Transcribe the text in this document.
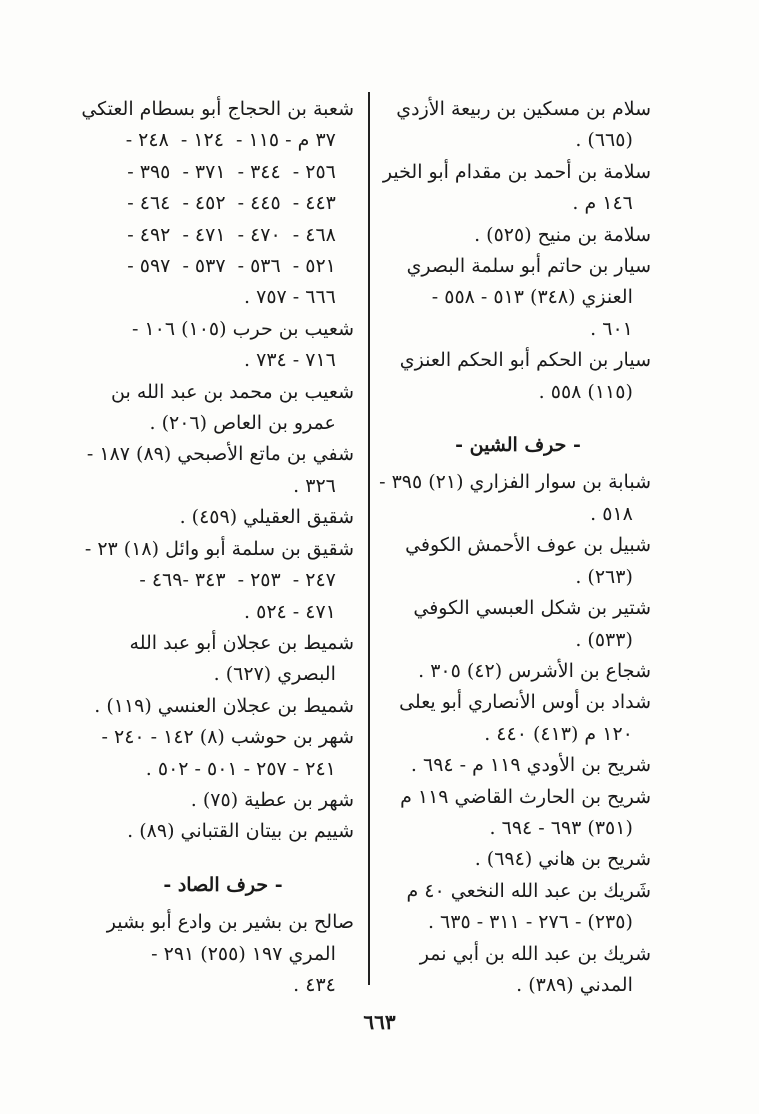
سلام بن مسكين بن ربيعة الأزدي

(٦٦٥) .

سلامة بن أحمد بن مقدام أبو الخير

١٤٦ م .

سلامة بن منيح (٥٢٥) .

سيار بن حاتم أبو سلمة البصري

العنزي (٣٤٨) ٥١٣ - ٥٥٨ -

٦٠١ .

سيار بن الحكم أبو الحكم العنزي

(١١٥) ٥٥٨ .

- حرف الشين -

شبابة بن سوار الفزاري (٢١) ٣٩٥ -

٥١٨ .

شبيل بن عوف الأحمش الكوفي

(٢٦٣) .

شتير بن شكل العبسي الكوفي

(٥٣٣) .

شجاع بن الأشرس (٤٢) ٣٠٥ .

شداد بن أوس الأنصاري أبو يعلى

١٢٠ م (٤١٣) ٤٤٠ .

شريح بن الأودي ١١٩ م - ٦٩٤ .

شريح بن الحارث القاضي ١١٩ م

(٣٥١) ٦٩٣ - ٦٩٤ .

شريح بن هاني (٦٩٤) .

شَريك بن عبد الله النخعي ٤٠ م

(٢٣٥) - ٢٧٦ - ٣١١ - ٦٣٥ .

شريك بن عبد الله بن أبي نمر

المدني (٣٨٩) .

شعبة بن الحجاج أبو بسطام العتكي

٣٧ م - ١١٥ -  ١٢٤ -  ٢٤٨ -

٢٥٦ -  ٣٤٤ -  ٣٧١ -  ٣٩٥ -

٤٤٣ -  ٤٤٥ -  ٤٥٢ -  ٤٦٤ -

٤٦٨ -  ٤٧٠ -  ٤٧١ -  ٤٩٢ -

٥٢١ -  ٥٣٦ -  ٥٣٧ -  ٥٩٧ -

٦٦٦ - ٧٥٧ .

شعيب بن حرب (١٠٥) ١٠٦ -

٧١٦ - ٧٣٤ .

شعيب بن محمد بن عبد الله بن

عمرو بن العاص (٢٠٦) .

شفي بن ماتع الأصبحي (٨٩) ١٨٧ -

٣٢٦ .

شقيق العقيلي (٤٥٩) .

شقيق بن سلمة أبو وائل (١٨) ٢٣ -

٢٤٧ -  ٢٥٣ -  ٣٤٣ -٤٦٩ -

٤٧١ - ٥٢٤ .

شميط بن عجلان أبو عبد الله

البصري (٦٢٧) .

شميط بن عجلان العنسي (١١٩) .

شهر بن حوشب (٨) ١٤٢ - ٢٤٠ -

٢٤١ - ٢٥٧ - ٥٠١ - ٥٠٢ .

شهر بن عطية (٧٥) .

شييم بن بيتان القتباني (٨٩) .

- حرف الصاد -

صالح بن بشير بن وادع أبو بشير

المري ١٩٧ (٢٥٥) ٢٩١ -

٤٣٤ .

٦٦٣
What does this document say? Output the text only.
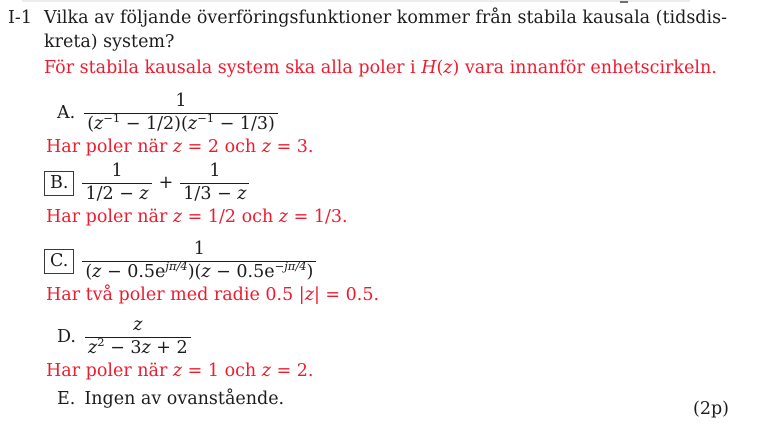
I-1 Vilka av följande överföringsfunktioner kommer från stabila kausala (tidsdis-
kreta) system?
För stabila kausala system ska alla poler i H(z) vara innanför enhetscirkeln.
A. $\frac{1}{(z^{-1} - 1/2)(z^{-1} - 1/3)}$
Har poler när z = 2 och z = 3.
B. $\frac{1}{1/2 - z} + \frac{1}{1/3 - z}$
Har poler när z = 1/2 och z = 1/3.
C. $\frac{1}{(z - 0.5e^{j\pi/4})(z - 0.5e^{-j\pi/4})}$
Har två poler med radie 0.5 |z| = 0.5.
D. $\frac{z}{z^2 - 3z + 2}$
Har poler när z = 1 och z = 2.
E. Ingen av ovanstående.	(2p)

* **Exercise**:
Copy exactly the lines from the one containing "What does this" through the last line of the records above, including both, and omit every picture.

* **Reply**:
What does this document say? Output the text only.
I-1 Vilka av följande överföringsfunktioner kommer från stabila kausala (tidsdis-
kreta) system?
För stabila kausala system ska alla poler i H(z) vara innanför enhetscirkeln.
A. $\frac{1}{(z^{-1} - 1/2)(z^{-1} - 1/3)}$
Har poler när z = 2 och z = 3.
B. $\frac{1}{1/2 - z} + \frac{1}{1/3 - z}$
Har poler när z = 1/2 och z = 1/3.
C. $\frac{1}{(z - 0.5e^{j\pi/4})(z - 0.5e^{-j\pi/4})}$
Har två poler med radie 0.5 |z| = 0.5.
D. $\frac{z}{z^2 - 3z + 2}$
Har poler när z = 1 och z = 2.
E. Ingen av ovanstående.	(2p)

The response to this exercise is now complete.